- _Requirement_: For each line below that includes the word "ECoWare", make a copy.

- _Entries supplied_:
────────────────────────────────────────

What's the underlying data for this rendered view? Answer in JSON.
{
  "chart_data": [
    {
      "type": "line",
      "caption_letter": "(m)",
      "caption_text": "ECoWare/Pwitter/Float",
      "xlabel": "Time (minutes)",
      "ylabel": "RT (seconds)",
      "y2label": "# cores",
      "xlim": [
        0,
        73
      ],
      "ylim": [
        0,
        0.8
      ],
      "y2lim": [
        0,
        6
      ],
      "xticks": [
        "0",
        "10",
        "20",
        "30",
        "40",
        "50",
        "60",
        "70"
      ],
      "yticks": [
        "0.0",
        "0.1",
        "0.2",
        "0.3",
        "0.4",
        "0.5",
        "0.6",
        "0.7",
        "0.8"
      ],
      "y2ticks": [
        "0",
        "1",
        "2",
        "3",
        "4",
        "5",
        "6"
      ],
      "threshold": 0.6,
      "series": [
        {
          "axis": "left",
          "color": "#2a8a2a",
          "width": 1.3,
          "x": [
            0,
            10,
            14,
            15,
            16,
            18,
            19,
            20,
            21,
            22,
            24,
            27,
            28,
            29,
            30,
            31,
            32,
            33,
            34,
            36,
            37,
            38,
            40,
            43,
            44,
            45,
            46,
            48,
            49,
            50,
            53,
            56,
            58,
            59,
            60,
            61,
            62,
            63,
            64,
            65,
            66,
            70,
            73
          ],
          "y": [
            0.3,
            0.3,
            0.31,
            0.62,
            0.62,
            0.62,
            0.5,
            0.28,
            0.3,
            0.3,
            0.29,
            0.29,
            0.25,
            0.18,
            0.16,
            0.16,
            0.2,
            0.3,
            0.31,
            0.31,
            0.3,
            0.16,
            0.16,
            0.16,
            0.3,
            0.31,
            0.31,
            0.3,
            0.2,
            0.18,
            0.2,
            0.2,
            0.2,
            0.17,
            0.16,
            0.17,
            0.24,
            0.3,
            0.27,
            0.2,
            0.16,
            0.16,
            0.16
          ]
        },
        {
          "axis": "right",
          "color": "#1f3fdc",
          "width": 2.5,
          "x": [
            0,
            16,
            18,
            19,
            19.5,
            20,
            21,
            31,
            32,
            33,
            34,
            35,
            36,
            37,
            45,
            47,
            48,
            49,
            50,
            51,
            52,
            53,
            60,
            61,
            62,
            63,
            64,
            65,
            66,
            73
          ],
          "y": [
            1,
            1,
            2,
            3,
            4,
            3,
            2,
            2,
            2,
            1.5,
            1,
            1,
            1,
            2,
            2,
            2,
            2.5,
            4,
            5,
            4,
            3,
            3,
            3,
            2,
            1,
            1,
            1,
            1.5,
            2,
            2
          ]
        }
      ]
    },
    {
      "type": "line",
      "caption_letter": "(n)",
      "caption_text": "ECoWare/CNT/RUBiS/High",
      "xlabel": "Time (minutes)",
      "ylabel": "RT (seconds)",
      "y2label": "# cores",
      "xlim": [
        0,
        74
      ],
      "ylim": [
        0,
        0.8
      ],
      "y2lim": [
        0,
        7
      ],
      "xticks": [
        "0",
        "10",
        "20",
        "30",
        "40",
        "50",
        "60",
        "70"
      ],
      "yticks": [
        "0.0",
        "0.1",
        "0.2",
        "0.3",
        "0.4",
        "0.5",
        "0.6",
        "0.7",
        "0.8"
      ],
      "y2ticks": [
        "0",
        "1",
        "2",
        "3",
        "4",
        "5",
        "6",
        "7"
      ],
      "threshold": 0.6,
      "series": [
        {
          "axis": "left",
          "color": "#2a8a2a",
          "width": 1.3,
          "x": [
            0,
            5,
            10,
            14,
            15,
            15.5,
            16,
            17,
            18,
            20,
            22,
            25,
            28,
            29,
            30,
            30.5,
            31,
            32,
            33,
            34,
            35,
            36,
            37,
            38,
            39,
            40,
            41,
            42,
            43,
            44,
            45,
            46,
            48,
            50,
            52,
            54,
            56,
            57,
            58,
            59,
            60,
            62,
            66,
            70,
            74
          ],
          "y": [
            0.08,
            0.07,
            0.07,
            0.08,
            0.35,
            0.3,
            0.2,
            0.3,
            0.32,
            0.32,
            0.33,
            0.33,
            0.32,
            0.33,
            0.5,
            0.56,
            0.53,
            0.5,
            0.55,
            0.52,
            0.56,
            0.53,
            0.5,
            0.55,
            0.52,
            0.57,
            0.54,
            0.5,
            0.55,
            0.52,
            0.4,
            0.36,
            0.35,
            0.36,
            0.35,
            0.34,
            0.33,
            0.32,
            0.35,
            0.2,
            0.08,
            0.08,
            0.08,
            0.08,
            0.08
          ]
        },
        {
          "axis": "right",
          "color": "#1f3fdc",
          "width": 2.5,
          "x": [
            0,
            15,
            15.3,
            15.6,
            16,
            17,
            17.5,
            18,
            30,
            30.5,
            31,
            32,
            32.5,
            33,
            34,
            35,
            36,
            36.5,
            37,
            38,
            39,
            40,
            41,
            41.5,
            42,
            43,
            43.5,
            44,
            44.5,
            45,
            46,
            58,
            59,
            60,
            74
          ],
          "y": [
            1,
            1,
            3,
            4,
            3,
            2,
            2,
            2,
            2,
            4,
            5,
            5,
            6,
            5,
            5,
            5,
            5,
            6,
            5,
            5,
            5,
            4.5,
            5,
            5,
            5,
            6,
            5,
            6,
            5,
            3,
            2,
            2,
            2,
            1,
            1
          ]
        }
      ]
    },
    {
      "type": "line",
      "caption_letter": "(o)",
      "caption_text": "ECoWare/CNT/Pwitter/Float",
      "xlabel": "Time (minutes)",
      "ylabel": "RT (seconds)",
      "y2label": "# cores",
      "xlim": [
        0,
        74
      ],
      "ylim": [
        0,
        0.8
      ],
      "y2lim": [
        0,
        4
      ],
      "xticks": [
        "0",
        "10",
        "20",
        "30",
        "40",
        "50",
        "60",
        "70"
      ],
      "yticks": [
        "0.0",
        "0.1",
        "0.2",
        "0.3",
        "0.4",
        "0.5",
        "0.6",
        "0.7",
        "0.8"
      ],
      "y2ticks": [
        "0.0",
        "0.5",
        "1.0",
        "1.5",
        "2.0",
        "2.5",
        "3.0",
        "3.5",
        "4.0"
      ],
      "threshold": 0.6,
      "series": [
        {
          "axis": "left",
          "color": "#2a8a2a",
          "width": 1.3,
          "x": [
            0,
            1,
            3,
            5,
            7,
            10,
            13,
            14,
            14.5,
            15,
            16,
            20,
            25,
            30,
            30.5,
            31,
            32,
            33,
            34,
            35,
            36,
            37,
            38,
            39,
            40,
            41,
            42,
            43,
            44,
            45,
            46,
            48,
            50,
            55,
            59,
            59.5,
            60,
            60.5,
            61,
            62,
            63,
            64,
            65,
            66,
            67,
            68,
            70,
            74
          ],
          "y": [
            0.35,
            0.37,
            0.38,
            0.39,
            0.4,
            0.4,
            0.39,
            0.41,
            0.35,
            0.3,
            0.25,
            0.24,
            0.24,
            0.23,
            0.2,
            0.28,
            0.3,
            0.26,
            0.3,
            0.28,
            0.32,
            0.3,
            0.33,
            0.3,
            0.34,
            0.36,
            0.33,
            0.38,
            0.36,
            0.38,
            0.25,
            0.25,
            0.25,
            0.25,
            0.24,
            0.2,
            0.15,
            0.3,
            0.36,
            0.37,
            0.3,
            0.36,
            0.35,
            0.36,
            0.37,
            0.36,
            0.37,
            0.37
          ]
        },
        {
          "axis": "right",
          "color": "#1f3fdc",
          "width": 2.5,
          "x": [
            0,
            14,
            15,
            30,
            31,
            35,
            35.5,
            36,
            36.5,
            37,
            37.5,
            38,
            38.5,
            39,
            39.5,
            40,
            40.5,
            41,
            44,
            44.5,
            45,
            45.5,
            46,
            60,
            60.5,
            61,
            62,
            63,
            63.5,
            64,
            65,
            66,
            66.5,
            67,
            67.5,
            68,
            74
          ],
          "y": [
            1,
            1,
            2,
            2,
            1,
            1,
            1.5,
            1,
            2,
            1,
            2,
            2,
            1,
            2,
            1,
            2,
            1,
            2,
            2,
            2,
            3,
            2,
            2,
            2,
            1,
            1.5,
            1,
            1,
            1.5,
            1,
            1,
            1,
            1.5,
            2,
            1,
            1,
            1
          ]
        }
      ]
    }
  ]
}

────────────────────────────────────────

- _Exercise answer_:
      "caption_text": "ECoWare/Pwitter/Float",
      "caption_text": "ECoWare/CNT/RUBiS/High",
      "caption_text": "ECoWare/CNT/Pwitter/Float",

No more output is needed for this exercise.